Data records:
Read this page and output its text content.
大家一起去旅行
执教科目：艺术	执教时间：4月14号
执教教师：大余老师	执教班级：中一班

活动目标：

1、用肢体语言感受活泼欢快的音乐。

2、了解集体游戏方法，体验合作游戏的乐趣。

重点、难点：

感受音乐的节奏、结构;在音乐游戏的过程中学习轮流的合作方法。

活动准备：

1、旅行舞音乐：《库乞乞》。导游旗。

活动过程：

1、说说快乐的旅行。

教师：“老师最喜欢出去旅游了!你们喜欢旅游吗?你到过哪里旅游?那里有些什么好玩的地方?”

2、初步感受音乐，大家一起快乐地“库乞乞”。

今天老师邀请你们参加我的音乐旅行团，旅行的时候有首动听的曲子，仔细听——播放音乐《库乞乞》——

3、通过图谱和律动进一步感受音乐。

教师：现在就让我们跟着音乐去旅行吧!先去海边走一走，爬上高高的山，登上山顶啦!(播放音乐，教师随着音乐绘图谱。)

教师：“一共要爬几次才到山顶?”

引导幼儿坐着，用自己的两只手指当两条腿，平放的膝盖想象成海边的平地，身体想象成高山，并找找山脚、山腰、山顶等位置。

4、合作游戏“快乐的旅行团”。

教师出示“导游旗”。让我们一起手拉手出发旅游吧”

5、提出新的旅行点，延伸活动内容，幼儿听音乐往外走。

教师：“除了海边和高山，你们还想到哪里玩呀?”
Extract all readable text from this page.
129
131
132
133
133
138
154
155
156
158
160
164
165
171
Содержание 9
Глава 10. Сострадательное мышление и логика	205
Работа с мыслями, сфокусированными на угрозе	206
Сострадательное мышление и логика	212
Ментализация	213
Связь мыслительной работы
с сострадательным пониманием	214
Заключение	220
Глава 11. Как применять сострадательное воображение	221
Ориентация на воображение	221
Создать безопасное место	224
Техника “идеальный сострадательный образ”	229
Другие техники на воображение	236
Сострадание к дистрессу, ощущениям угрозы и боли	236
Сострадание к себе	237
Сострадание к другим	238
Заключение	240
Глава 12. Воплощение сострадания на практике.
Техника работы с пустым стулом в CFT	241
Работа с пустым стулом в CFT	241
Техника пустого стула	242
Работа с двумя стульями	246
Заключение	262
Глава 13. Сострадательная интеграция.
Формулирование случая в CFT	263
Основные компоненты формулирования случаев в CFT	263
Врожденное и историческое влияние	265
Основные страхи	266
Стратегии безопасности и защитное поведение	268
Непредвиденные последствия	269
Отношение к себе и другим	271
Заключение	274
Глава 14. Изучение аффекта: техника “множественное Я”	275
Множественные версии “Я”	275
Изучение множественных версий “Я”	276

...

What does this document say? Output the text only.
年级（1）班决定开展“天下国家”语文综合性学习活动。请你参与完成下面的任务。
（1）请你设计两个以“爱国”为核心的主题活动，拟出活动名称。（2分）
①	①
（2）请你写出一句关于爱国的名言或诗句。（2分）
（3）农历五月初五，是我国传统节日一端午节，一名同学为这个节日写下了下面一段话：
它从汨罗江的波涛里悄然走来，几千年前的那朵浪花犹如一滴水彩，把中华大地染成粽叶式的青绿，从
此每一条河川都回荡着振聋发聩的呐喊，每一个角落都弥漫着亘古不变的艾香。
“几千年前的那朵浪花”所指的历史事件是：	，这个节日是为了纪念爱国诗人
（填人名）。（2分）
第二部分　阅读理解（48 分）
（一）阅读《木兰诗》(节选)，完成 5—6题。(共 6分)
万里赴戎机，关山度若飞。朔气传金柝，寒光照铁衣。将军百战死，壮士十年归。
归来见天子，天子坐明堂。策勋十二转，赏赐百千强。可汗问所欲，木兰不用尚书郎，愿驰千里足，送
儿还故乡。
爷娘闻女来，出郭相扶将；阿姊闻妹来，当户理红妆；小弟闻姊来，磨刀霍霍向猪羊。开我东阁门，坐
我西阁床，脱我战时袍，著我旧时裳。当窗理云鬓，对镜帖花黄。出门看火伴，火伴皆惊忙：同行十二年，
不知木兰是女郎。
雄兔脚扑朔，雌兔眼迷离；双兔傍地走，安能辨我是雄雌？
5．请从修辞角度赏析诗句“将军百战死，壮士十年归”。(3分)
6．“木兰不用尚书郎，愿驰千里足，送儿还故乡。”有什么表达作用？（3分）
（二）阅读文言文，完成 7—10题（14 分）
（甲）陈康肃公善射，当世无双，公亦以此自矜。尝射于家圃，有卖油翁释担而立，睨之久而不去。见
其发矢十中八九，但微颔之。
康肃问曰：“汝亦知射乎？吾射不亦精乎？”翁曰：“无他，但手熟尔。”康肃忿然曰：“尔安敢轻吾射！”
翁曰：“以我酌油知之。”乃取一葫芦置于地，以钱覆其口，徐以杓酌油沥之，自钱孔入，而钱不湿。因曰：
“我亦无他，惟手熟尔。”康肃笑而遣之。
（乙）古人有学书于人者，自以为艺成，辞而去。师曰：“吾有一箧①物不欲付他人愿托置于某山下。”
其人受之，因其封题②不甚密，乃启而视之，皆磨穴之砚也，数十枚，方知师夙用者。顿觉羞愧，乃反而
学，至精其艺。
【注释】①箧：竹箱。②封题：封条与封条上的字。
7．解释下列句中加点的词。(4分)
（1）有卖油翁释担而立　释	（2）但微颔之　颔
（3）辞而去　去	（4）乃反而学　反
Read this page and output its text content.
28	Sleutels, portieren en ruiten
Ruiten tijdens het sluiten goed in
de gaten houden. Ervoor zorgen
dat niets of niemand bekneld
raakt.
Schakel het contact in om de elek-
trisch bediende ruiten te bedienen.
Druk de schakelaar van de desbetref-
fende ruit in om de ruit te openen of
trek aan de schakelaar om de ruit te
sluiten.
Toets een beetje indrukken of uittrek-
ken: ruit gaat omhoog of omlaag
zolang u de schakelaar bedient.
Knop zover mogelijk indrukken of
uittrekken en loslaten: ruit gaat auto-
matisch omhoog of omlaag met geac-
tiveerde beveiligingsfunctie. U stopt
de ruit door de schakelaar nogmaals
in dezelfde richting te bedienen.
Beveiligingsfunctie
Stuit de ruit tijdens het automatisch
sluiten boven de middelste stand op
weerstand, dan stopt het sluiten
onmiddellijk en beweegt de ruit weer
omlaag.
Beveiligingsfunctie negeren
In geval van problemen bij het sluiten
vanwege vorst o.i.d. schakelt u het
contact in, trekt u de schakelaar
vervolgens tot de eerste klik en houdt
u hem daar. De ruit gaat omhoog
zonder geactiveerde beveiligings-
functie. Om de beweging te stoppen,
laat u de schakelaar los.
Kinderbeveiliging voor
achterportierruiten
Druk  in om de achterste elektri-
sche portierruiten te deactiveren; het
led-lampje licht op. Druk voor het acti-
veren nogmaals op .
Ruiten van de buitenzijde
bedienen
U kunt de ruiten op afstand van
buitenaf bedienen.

...

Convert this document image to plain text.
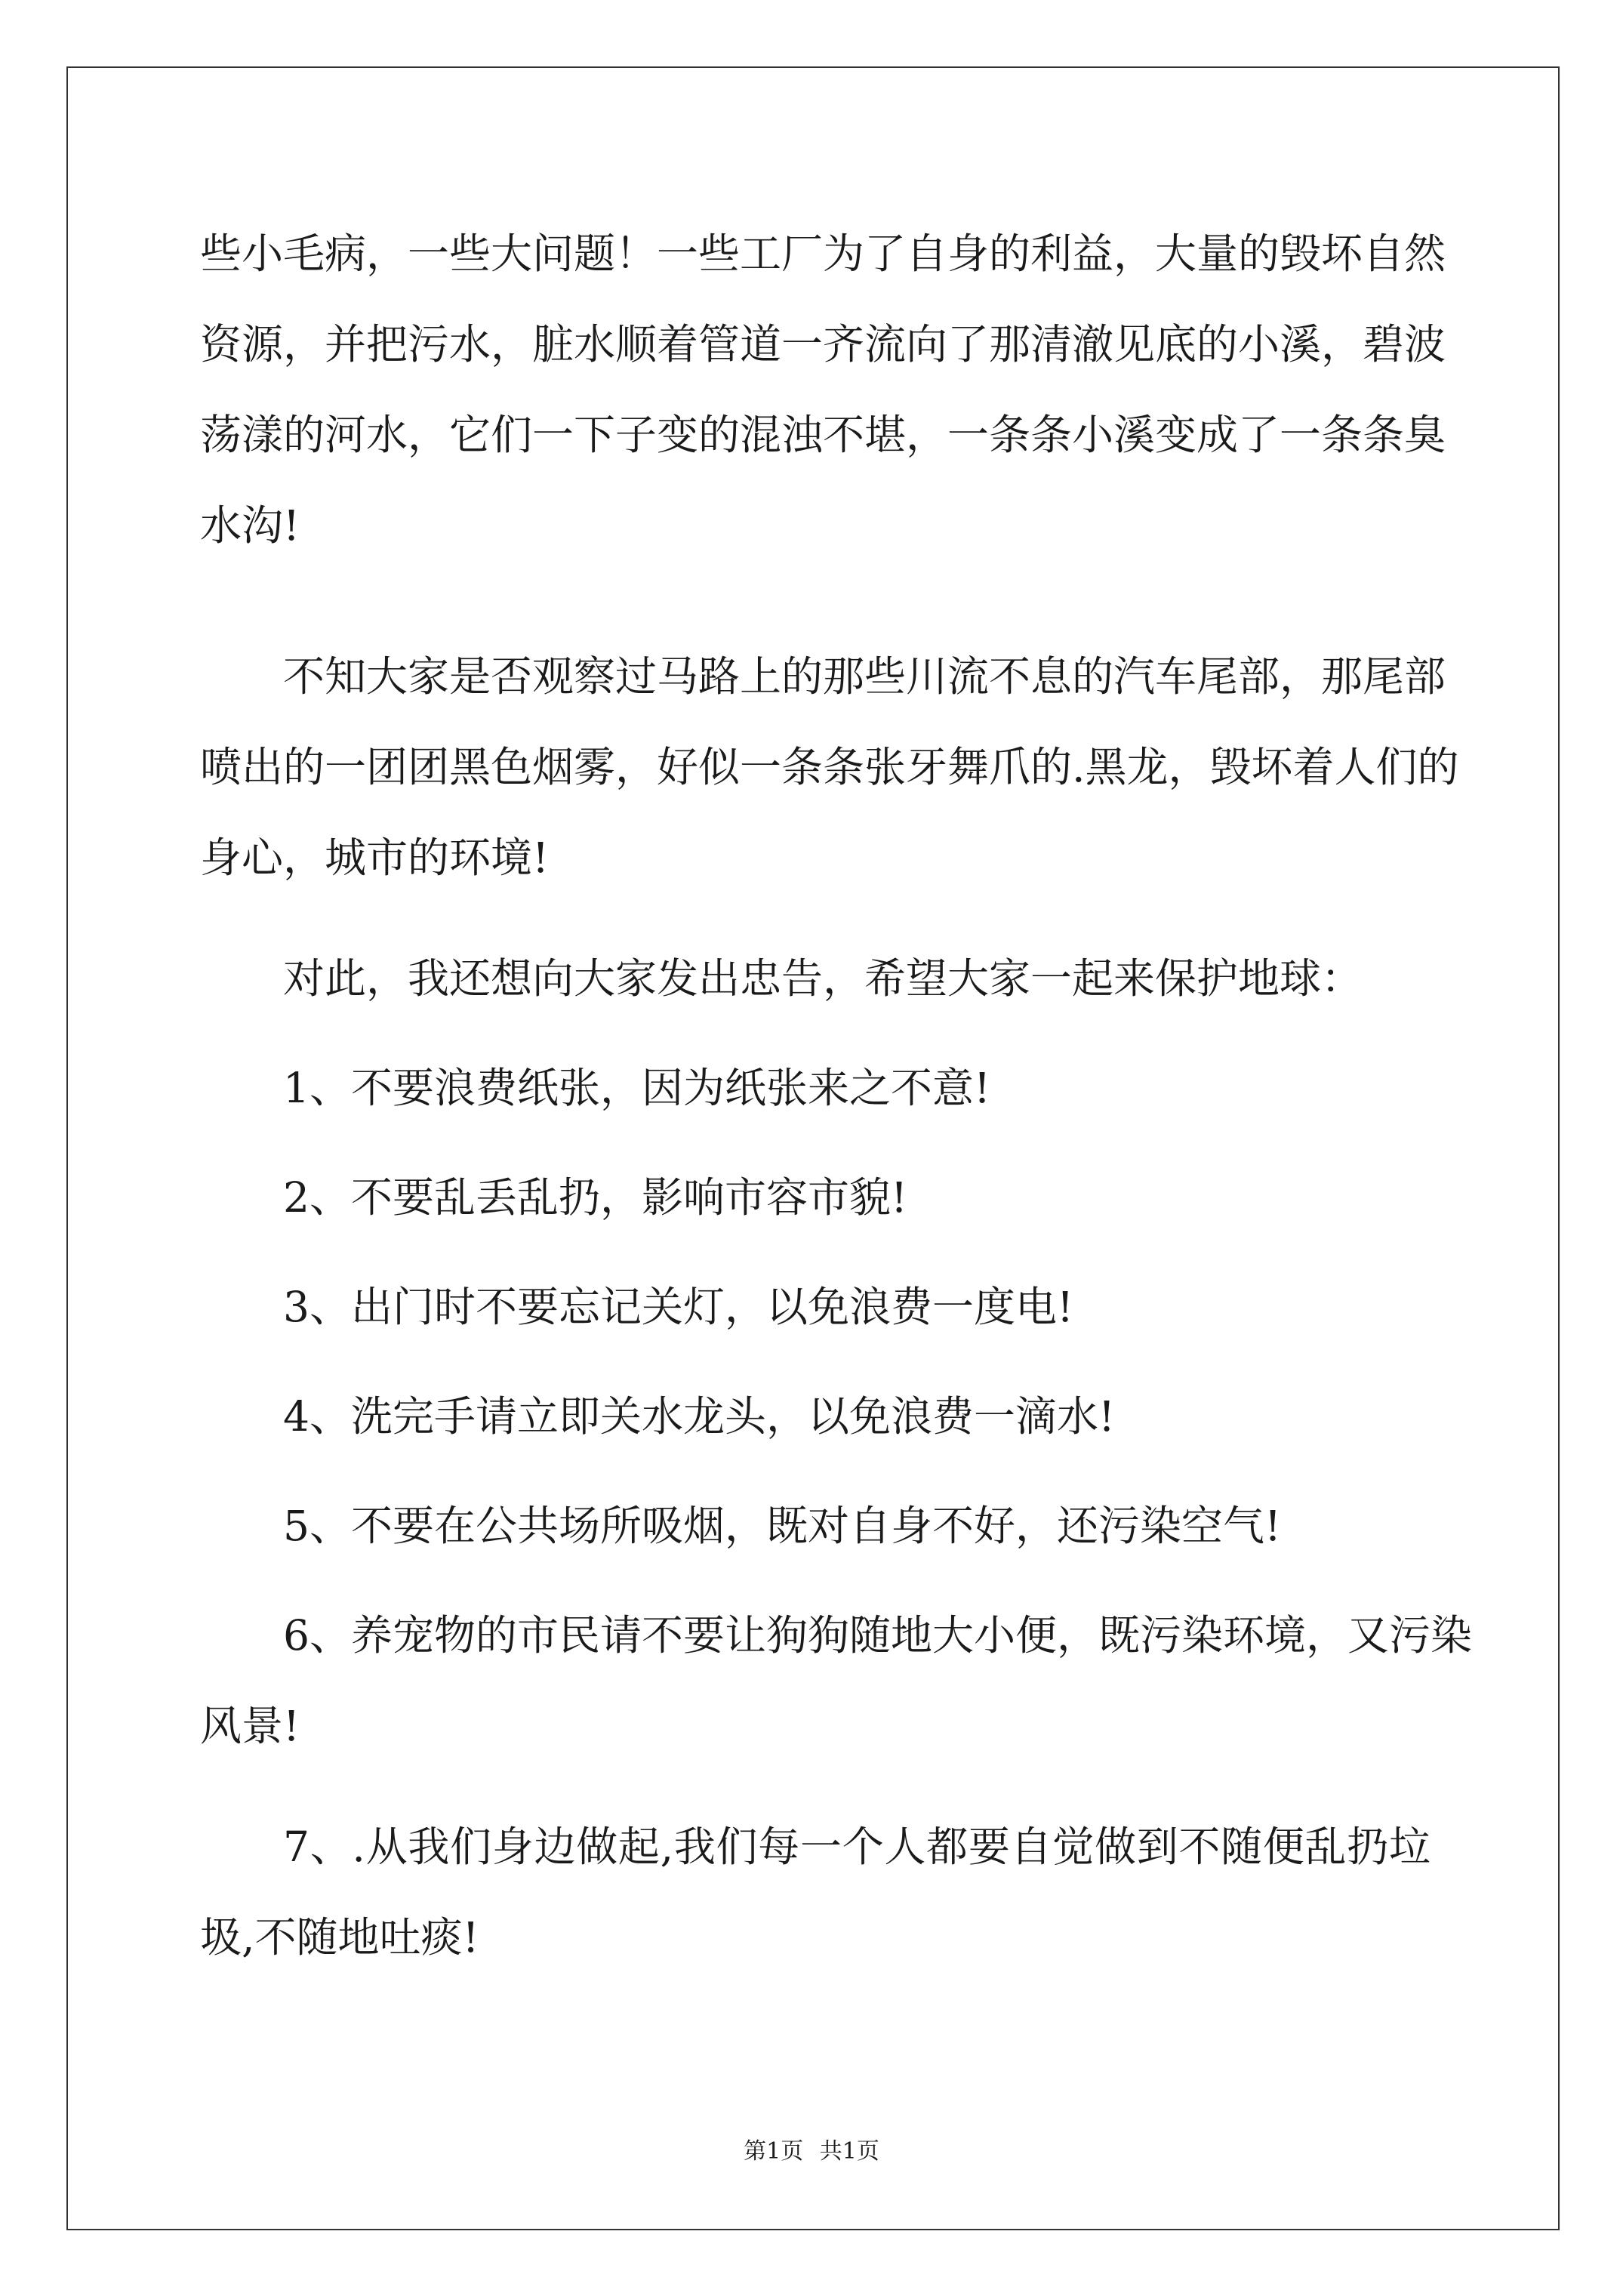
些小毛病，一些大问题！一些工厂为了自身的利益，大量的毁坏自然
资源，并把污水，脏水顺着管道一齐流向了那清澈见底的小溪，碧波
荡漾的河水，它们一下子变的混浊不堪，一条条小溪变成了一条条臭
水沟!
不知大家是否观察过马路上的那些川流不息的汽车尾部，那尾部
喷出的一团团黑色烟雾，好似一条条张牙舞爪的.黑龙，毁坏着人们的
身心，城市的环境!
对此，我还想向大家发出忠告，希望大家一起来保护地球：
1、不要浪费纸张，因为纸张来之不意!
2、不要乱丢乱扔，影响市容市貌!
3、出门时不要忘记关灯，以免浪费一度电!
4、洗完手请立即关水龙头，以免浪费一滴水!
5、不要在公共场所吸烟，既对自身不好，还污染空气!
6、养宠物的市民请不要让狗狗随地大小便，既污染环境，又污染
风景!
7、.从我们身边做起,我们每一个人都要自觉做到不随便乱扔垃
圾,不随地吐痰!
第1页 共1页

Instruction:
Show all lines in the entries above where the word "tijdens" appears.

Written solution:
Ruiten tijdens het sluiten goed in
Stuit de ruit tijdens het automatisch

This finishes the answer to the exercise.